▶ _Requirements_: Copy the data exactly; pictures stay out of the copy.

▶ _The records_:
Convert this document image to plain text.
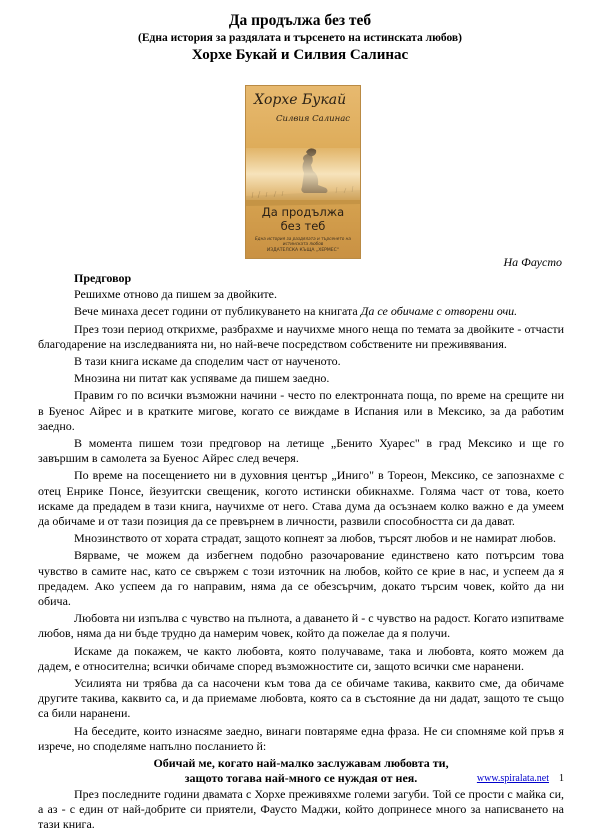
Да продължа без теб
(Една история за раздялата и търсенето на истинската любов)
Хорхе Букай и Силвия Салинас
Хорхе Букай
Силвия Салинас
Да продължа
без теб
Една история за раздялата и търсенето на истинската любов
ИЗДАТЕЛСКА КЪЩА „ХЕРМЕС“
На Фаусто

Предговор

Решихме отново да пишем за двойките.

Вече минаха десет години от публикуването на книгата Да се обичаме с отворени очи.

През този период открихме, разбрахме и научихме много неща по темата за двойките - отчасти благодарение на изследванията ни, но най-вече посредством собствените ни преживявания.

В тази книга искаме да споделим част от наученото.

Мнозина ни питат как успяваме да пишем заедно.

Правим го по всички възможни начини - често по електронната поща, по време на срещите ни в Буенос Айрес и в кратките мигове, когато се виждаме в Испания или в Мексико, за да работим заедно.

В момента пишем този предговор на летище „Бенито Хуарес" в град Мексико и ще го завършим в самолета за Буенос Айрес след вечеря.

По време на посещението ни в духовния център „Инигo" в Тореон, Мексико, се запознахме с отец Енрике Понсе, йезуитски свещеник, когото истински обикнахме. Голяма част от това, което искаме да предадем в тази книга, научихме от него. Става дума да осъзнаем колко важно е да умеем да обичаме и от тази позиция да се превърнем в личности, развили способността си да дават.

Мнозинството от хората страдат, защото копнеят за любов, търсят любов и не намират любов.

Вярваме, че можем да избегнем подобно разочарование единствено като потърсим това чувство в самите нас, като се свържем с този източник на любов, който се крие в нас, и успеем да я предадем. Ако успеем да го направим, няма да се обезсърчим, докато търсим човек, който да ни обича.

Любовта ни изпълва с чувство на пълнота, а даването й - с чувство на радост. Когато изпитваме любов, няма да ни бъде трудно да намерим човек, който да пожелае да я получи.

Искаме да покажем, че както любовта, която получаваме, така и любовта, която можем да дадем, е относителна; всички обичаме според възможностите си, защото всички сме наранени.

Усилията ни трябва да са насочени към това да се обичаме такива, каквито сме, да обичаме другите такива, каквито са, и да приемаме любовта, която са в състояние да ни дадат, защото те също са били наранени.

На беседите, които изнасяме заедно, винаги повтаряме една фраза. Не си спомняме кой пръв я изрече, но споделяме напълно посланието й:

Обичай ме, когато най-малко заслужавам любовта ти,

защото тогава най-много се нуждая от нея.

През последните години двамата с Хорхе преживяхме големи загуби. Той се прости с майка си, а аз - с един от най-добрите си приятели, Фаусто Маджи, който допринесе много за написването на тази книга.

www.spiralata.net 1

▶ _Correct response_:
Convert this document image to plain text.
Да продължа без теб
(Една история за раздялата и търсенето на истинската любов)
Хорхе Букай и Силвия Салинас
Хорхе Букай
Силвия Салинас
Да продължа
без теб
Една история за раздялата и търсенето на истинската любов
ИЗДАТЕЛСКА КЪЩА „ХЕРМЕС“
На Фаусто

Предговор

Решихме отново да пишем за двойките.

Вече минаха десет години от публикуването на книгата Да се обичаме с отворени очи.

През този период открихме, разбрахме и научихме много неща по темата за двойките - отчасти благодарение на изследванията ни, но най-вече посредством собствените ни преживявания.

В тази книга искаме да споделим част от наученото.

Мнозина ни питат как успяваме да пишем заедно.

Правим го по всички възможни начини - често по електронната поща, по време на срещите ни в Буенос Айрес и в кратките мигове, когато се виждаме в Испания или в Мексико, за да работим заедно.

В момента пишем този предговор на летище „Бенито Хуарес" в град Мексико и ще го завършим в самолета за Буенос Айрес след вечеря.

По време на посещението ни в духовния център „Инигo" в Тореон, Мексико, се запознахме с отец Енрике Понсе, йезуитски свещеник, когото истински обикнахме. Голяма част от това, което искаме да предадем в тази книга, научихме от него. Става дума да осъзнаем колко важно е да умеем да обичаме и от тази позиция да се превърнем в личности, развили способността си да дават.

Мнозинството от хората страдат, защото копнеят за любов, търсят любов и не намират любов.

Вярваме, че можем да избегнем подобно разочарование единствено като потърсим това чувство в самите нас, като се свържем с този източник на любов, който се крие в нас, и успеем да я предадем. Ако успеем да го направим, няма да се обезсърчим, докато търсим човек, който да ни обича.

Любовта ни изпълва с чувство на пълнота, а даването й - с чувство на радост. Когато изпитваме любов, няма да ни бъде трудно да намерим човек, който да пожелае да я получи.

Искаме да покажем, че както любовта, която получаваме, така и любовта, която можем да дадем, е относителна; всички обичаме според възможностите си, защото всички сме наранени.

Усилията ни трябва да са насочени към това да се обичаме такива, каквито сме, да обичаме другите такива, каквито са, и да приемаме любовта, която са в състояние да ни дадат, защото те също са били наранени.

На беседите, които изнасяме заедно, винаги повтаряме една фраза. Не си спомняме кой пръв я изрече, но споделяме напълно посланието й:

Обичай ме, когато най-малко заслужавам любовта ти,

защото тогава най-много се нуждая от нея.

През последните години двамата с Хорхе преживяхме големи загуби. Той се прости с майка си, а аз - с един от най-добрите си приятели, Фаусто Маджи, който допринесе много за написването на тази книга.

www.spiralata.net 1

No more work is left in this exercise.